Required task »
Print the listing in its entirety and exactly, leaving out images.

--- start Recorded information ---

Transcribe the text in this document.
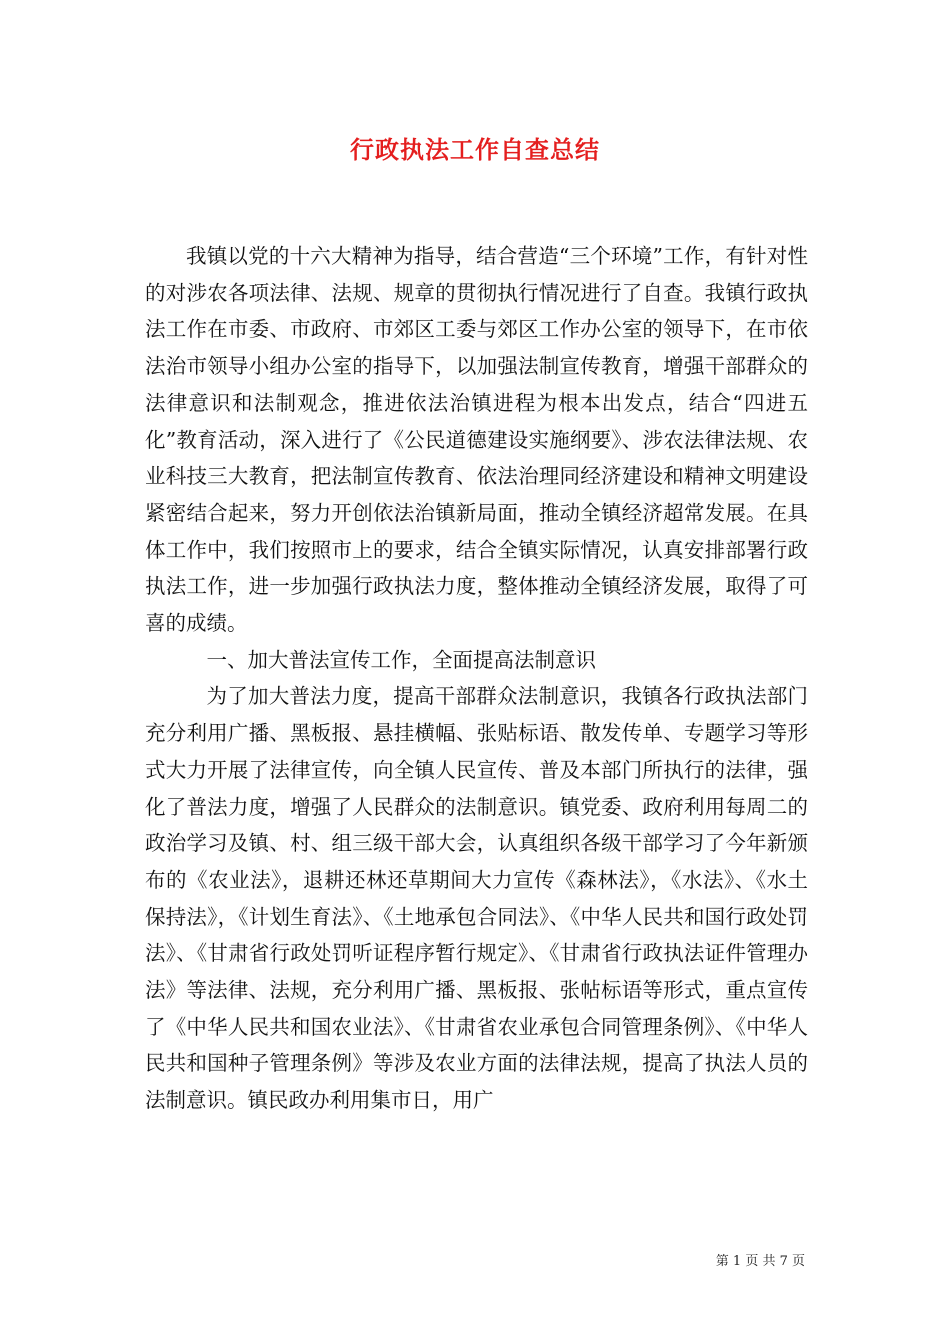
行政执法工作自查总结

我镇以党的十六大精神为指导，结合营造“三个环境”工作，有针对性的对涉农各项法律、法规、规章的贯彻执行情况进行了自查。我镇行政执法工作在市委、市政府、市郊区工委与郊区工作办公室的领导下，在市依法治市领导小组办公室的指导下，以加强法制宣传教育，增强干部群众的法律意识和法制观念，推进依法治镇进程为根本出发点，结合“四进五化”教育活动，深入进行了《公民道德建设实施纲要》、涉农法律法规、农业科技三大教育，把法制宣传教育、依法治理同经济建设和精神文明建设紧密结合起来，努力开创依法治镇新局面，推动全镇经济超常发展。在具体工作中，我们按照市上的要求，结合全镇实际情况，认真安排部署行政执法工作，进一步加强行政执法力度，整体推动全镇经济发展，取得了可喜的成绩。

一、加大普法宣传工作，全面提高法制意识

为了加大普法力度，提高干部群众法制意识，我镇各行政执法部门充分利用广播、黑板报、悬挂横幅、张贴标语、散发传单、专题学习等形式大力开展了法律宣传，向全镇人民宣传、普及本部门所执行的法律，强化了普法力度，增强了人民群众的法制意识。镇党委、政府利用每周二的政治学习及镇、村、组三级干部大会，认真组织各级干部学习了今年新颁布的《农业法》，退耕还林还草期间大力宣传《森林法》，《水法》、《水土保持法》，《计划生育法》、《土地承包合同法》、《中华人民共和国行政处罚法》、《甘肃省行政处罚听证程序暂行规定》、《甘肃省行政执法证件管理办法》等法律、法规，充分利用广播、黑板报、张帖标语等形式，重点宣传了《中华人民共和国农业法》、《甘肃省农业承包合同管理条例》、《中华人民共和国种子管理条例》等涉及农业方面的法律法规，提高了执法人员的法制意识。镇民政办利用集市日，用广

第 1 页 共 7 页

--- end Recorded information ---

Task result »
Transcribe the text in this document.
行政执法工作自查总结

我镇以党的十六大精神为指导，结合营造“三个环境”工作，有针对性的对涉农各项法律、法规、规章的贯彻执行情况进行了自查。我镇行政执法工作在市委、市政府、市郊区工委与郊区工作办公室的领导下，在市依法治市领导小组办公室的指导下，以加强法制宣传教育，增强干部群众的法律意识和法制观念，推进依法治镇进程为根本出发点，结合“四进五化”教育活动，深入进行了《公民道德建设实施纲要》、涉农法律法规、农业科技三大教育，把法制宣传教育、依法治理同经济建设和精神文明建设紧密结合起来，努力开创依法治镇新局面，推动全镇经济超常发展。在具体工作中，我们按照市上的要求，结合全镇实际情况，认真安排部署行政执法工作，进一步加强行政执法力度，整体推动全镇经济发展，取得了可喜的成绩。

一、加大普法宣传工作，全面提高法制意识

为了加大普法力度，提高干部群众法制意识，我镇各行政执法部门充分利用广播、黑板报、悬挂横幅、张贴标语、散发传单、专题学习等形式大力开展了法律宣传，向全镇人民宣传、普及本部门所执行的法律，强化了普法力度，增强了人民群众的法制意识。镇党委、政府利用每周二的政治学习及镇、村、组三级干部大会，认真组织各级干部学习了今年新颁布的《农业法》，退耕还林还草期间大力宣传《森林法》，《水法》、《水土保持法》，《计划生育法》、《土地承包合同法》、《中华人民共和国行政处罚法》、《甘肃省行政处罚听证程序暂行规定》、《甘肃省行政执法证件管理办法》等法律、法规，充分利用广播、黑板报、张帖标语等形式，重点宣传了《中华人民共和国农业法》、《甘肃省农业承包合同管理条例》、《中华人民共和国种子管理条例》等涉及农业方面的法律法规，提高了执法人员的法制意识。镇民政办利用集市日，用广

第 1 页 共 7 页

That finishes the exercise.